**Given task:** Spot each line that carries the word "content"; copy those lines.

** start of Data shown **

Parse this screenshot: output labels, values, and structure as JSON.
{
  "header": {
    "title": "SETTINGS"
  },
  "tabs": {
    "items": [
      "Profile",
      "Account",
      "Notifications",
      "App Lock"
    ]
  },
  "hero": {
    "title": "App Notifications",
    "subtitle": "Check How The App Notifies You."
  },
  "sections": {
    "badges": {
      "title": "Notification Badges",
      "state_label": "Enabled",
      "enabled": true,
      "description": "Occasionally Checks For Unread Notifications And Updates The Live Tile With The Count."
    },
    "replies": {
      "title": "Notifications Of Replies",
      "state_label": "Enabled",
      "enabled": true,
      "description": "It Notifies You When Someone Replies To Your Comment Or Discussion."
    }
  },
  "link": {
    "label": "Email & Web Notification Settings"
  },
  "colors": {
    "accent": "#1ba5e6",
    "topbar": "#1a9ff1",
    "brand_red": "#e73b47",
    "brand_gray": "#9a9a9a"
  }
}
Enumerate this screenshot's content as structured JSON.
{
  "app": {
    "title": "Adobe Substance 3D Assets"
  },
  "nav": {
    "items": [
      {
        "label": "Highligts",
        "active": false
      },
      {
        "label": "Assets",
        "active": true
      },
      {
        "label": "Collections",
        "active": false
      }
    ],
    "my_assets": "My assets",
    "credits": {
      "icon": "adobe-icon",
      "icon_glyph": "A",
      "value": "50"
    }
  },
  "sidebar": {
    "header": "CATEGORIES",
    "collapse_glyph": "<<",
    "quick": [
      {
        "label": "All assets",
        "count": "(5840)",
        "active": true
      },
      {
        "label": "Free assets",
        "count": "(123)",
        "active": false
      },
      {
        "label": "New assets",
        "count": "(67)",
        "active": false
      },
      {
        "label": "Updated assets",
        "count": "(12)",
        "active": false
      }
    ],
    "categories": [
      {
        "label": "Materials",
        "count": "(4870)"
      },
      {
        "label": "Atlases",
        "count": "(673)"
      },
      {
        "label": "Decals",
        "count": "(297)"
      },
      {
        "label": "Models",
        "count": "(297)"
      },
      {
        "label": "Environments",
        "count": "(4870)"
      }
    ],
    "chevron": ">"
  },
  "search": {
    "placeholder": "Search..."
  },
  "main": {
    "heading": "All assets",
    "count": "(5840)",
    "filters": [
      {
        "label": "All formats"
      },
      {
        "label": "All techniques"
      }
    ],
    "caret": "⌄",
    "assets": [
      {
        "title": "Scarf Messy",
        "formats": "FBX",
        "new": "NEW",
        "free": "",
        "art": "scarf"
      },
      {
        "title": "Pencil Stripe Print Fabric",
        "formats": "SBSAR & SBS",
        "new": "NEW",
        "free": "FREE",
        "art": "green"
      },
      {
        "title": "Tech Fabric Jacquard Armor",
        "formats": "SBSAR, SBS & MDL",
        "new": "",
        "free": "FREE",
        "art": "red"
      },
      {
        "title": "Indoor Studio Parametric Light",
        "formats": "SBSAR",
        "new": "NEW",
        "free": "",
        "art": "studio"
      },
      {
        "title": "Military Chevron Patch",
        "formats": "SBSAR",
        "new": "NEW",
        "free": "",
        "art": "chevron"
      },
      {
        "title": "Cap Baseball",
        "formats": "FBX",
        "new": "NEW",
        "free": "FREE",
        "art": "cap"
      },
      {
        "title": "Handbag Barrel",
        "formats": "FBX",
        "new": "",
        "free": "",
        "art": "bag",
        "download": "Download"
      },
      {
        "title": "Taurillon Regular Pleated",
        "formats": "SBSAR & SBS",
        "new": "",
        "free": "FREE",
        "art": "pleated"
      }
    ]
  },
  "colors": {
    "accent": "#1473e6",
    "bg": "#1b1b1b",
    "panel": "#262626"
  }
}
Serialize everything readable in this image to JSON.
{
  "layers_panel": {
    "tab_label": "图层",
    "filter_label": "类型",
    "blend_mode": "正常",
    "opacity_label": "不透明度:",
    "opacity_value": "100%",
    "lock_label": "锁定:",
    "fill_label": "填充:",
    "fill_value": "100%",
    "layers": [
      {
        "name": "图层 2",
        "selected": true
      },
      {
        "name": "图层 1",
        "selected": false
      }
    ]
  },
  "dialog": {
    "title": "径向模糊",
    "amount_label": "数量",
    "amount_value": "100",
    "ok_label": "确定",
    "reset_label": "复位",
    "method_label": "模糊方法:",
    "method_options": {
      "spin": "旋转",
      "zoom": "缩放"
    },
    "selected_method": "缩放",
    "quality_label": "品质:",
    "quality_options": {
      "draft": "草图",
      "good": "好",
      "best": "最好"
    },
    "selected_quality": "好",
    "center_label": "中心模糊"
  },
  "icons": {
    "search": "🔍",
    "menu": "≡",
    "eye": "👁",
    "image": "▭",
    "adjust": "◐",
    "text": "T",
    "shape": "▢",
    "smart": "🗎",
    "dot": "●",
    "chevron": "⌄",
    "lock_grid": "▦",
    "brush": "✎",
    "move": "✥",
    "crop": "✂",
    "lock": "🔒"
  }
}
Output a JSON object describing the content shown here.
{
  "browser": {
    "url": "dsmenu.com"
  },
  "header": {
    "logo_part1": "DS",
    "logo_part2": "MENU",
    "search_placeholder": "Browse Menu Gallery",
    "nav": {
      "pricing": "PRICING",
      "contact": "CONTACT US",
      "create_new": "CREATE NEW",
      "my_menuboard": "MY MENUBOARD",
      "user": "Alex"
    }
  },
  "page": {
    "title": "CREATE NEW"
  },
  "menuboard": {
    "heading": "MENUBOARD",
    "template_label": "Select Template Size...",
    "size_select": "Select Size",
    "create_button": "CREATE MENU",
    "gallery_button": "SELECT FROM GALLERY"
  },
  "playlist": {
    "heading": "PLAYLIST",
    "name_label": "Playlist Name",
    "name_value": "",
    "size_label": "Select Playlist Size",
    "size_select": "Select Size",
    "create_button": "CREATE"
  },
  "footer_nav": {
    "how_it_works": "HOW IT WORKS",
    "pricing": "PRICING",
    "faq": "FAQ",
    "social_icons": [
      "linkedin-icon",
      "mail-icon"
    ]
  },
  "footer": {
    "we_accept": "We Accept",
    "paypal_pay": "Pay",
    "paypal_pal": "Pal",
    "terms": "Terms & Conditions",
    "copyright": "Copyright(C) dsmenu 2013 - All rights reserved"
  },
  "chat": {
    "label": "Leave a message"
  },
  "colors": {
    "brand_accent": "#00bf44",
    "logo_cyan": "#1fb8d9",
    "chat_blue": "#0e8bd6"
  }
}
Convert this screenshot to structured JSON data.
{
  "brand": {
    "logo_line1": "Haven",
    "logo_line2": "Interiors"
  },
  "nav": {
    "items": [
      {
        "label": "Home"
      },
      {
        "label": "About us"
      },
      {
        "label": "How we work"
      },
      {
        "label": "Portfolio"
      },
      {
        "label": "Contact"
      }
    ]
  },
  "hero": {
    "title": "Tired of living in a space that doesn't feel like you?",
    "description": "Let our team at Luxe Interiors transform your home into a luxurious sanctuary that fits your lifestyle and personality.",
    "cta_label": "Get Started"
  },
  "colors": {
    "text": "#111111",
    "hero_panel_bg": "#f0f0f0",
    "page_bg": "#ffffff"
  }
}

** end of Data shown **

**Answer to the problem:**
Enumerate this screenshot's content as structured JSON.
Output a JSON object describing the content shown here.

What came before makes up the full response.